* [The problem]:
Gather every line that includes the word "SHAP", please.
☆ ☆ ☆ ☆
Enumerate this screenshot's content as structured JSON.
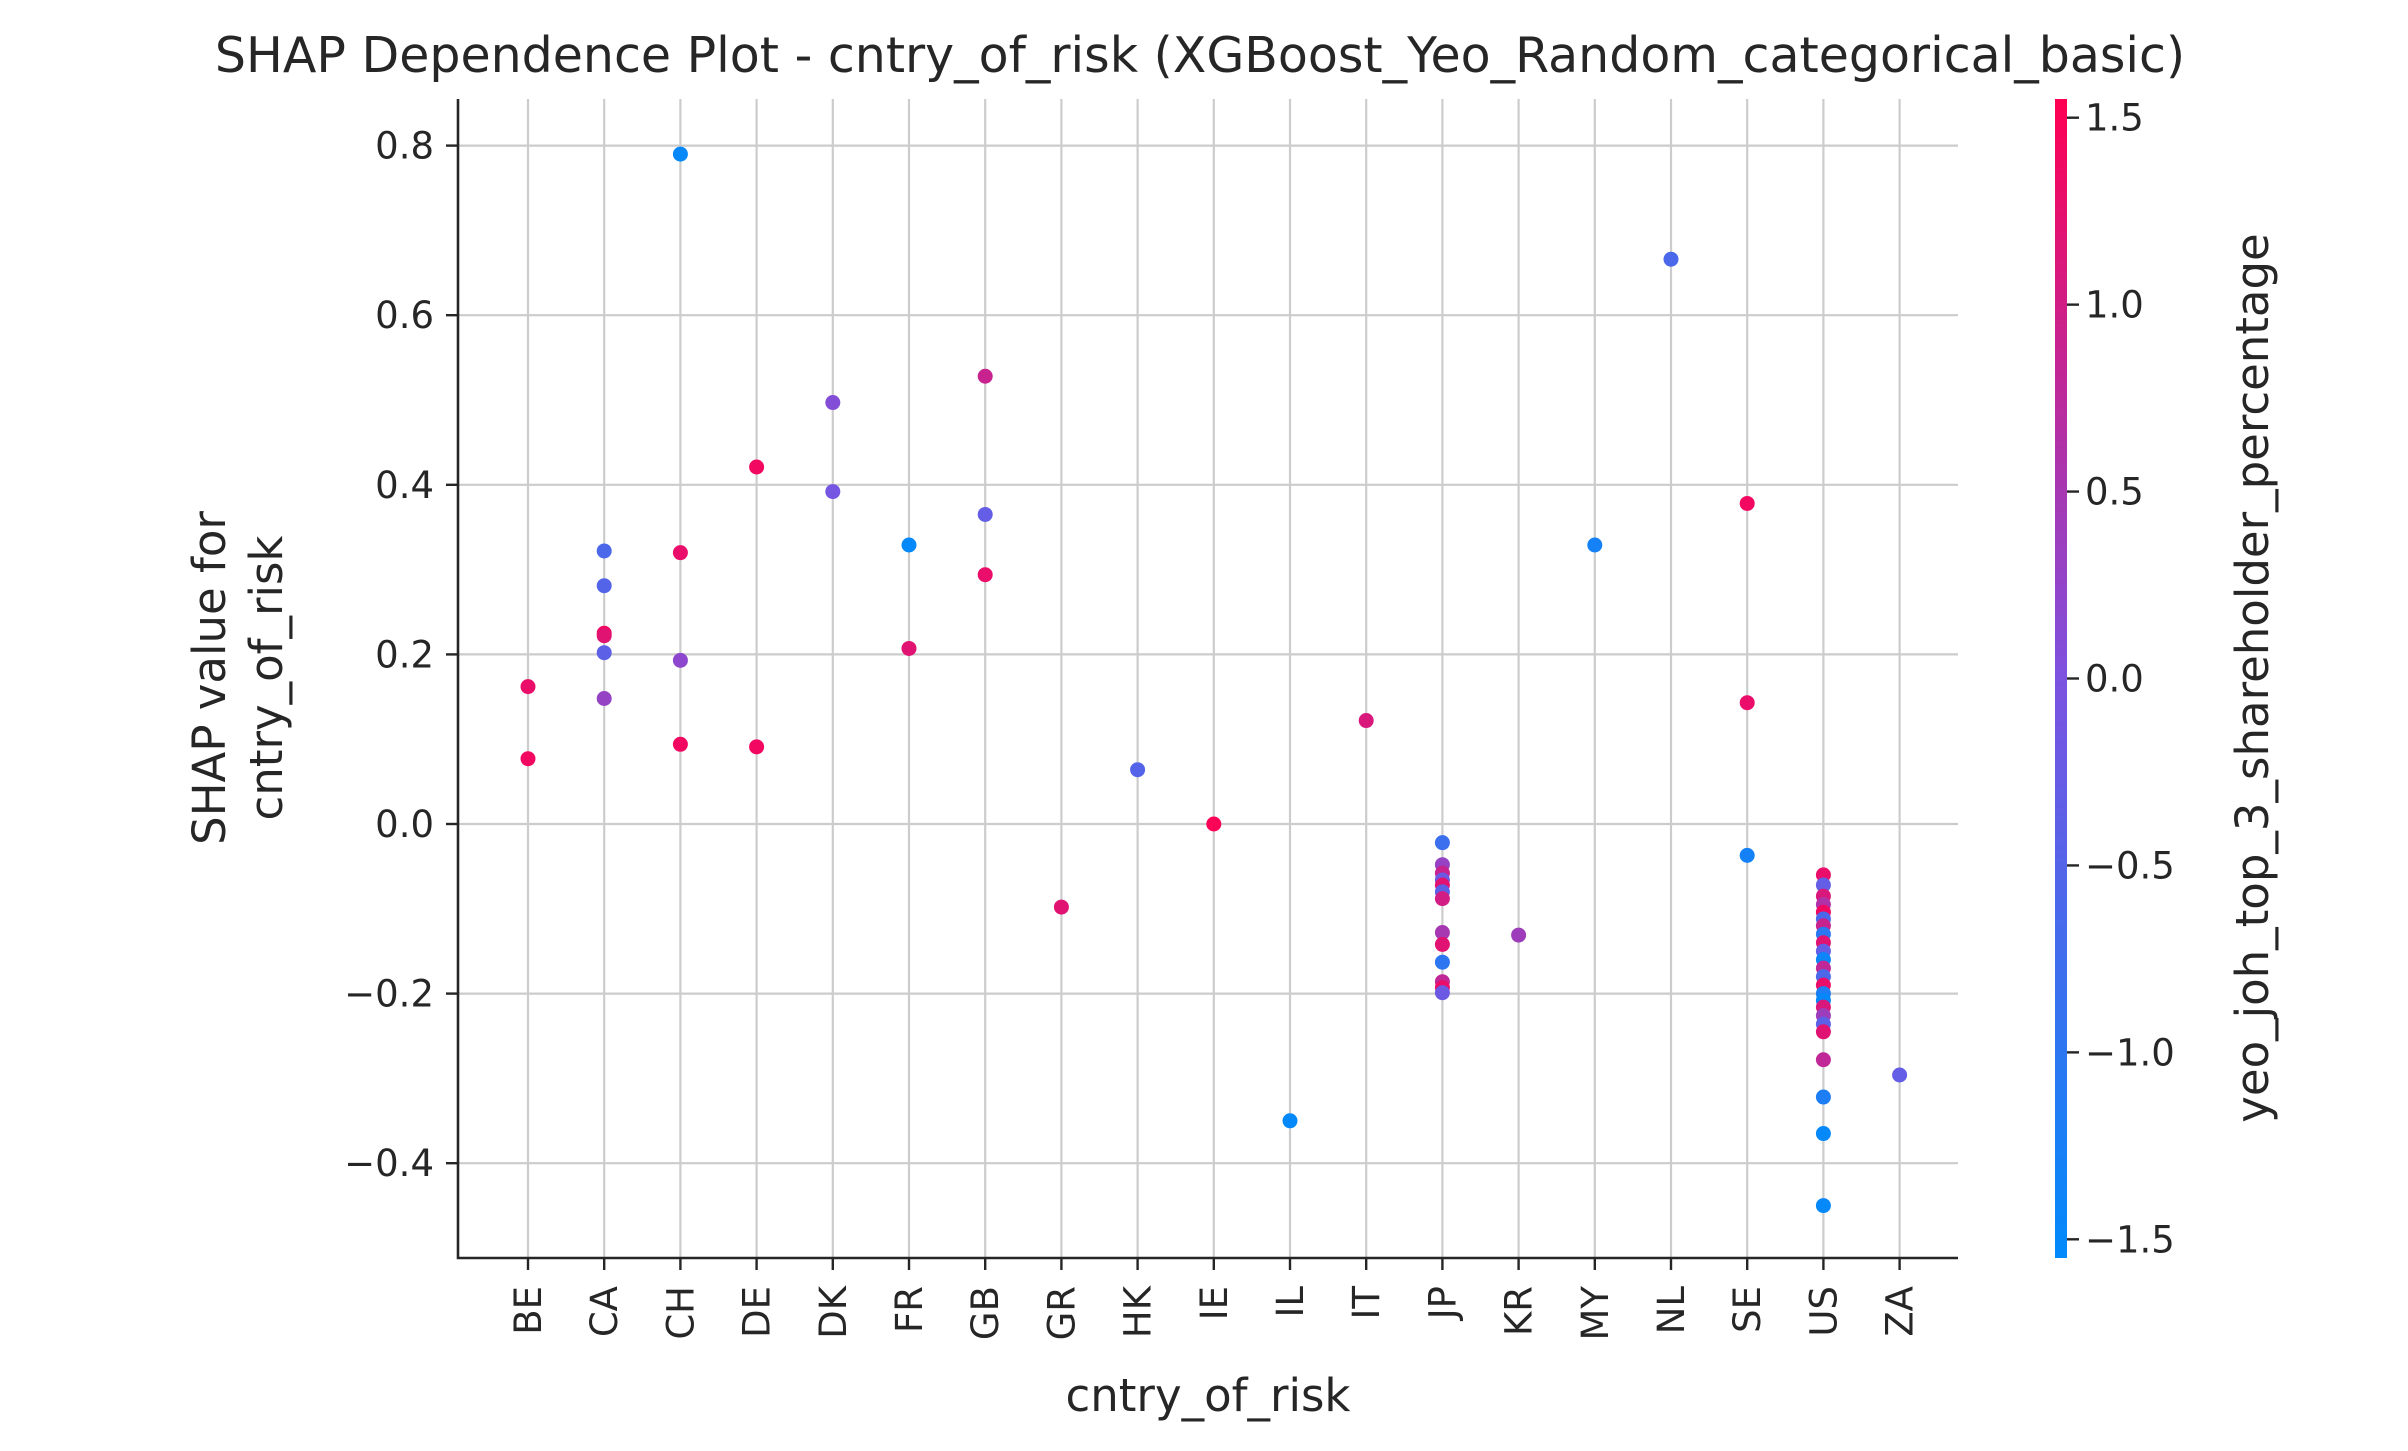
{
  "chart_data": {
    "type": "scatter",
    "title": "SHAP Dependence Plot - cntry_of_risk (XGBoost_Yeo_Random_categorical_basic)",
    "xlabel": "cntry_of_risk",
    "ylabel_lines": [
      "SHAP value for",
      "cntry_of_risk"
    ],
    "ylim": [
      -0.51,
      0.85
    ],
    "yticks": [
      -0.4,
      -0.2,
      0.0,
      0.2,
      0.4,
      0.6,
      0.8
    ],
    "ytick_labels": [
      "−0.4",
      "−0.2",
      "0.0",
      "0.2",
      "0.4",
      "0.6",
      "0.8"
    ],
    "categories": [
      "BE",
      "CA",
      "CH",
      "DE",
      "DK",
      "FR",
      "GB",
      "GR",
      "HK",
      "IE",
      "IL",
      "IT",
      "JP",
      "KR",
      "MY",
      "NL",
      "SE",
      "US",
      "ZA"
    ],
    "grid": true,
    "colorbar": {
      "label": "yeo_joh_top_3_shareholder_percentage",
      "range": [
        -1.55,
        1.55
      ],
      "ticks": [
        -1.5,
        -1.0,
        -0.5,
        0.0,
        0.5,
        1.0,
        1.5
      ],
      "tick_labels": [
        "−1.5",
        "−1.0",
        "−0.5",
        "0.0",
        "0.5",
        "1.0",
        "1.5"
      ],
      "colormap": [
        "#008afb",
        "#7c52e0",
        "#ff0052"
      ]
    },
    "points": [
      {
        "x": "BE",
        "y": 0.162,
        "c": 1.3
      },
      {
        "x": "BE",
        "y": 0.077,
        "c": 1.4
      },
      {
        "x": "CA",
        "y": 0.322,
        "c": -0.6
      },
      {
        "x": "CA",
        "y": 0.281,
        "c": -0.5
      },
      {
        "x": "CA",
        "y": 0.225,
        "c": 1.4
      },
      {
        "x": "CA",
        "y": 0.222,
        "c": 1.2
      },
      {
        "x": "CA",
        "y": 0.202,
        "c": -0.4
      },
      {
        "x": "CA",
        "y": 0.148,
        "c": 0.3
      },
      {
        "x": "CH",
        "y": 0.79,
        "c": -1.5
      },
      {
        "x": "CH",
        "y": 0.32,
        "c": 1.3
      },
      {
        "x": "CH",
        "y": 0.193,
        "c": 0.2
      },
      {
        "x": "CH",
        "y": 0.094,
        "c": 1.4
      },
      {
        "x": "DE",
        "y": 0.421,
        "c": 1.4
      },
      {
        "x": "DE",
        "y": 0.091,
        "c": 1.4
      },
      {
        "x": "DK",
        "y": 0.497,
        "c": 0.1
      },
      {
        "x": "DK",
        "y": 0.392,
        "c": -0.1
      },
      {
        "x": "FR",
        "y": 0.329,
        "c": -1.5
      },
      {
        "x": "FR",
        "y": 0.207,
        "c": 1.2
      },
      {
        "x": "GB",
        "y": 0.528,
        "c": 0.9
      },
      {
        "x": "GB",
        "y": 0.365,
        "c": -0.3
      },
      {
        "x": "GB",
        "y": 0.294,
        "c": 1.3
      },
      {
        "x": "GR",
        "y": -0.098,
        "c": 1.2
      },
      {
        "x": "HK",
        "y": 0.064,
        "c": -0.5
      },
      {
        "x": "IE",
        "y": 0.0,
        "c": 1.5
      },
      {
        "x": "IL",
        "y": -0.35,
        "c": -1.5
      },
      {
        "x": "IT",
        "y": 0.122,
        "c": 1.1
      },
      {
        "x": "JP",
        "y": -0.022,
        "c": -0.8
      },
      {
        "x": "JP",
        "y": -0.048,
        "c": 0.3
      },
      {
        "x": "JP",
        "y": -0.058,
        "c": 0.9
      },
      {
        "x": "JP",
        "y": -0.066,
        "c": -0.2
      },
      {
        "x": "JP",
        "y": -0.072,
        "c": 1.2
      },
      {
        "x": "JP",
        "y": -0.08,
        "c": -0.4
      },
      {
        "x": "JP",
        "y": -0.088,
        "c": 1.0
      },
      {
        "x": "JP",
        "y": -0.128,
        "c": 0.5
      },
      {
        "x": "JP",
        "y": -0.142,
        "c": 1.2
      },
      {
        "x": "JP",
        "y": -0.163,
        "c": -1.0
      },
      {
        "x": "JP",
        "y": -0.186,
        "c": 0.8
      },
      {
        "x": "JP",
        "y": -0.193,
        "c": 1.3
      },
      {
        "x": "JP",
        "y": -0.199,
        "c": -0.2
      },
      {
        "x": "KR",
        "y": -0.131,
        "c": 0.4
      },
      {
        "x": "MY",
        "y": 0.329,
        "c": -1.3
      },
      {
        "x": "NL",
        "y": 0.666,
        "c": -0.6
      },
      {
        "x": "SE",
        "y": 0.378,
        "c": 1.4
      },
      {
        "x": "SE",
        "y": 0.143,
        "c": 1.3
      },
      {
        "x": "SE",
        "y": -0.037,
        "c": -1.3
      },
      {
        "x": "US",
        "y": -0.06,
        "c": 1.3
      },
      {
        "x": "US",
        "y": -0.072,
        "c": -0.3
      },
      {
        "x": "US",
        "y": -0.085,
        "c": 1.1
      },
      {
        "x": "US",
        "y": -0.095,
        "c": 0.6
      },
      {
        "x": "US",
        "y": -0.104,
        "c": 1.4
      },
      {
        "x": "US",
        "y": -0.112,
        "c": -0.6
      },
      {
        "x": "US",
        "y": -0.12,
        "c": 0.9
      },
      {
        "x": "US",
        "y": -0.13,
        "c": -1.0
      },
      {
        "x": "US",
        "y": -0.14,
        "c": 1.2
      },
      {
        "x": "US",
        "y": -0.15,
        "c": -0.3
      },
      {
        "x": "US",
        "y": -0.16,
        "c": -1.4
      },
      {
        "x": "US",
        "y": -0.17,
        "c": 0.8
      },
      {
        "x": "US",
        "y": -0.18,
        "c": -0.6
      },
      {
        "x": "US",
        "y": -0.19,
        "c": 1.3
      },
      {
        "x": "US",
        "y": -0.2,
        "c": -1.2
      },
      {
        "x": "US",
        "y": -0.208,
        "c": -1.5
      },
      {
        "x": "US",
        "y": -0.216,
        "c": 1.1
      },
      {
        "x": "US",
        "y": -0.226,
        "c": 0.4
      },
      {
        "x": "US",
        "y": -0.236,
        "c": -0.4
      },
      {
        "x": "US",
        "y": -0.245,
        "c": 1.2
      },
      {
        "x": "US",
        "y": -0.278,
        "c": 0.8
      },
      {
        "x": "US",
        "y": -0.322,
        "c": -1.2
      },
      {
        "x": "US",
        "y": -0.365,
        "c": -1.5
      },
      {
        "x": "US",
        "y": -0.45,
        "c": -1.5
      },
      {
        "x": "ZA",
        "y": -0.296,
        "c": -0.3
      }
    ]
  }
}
☆ ☆ ☆ ☆
* [Output for this task]:
    "title": "SHAP Dependence Plot - cntry_of_risk (XGBoost_Yeo_Random_categorical_basic)",
      "SHAP value for",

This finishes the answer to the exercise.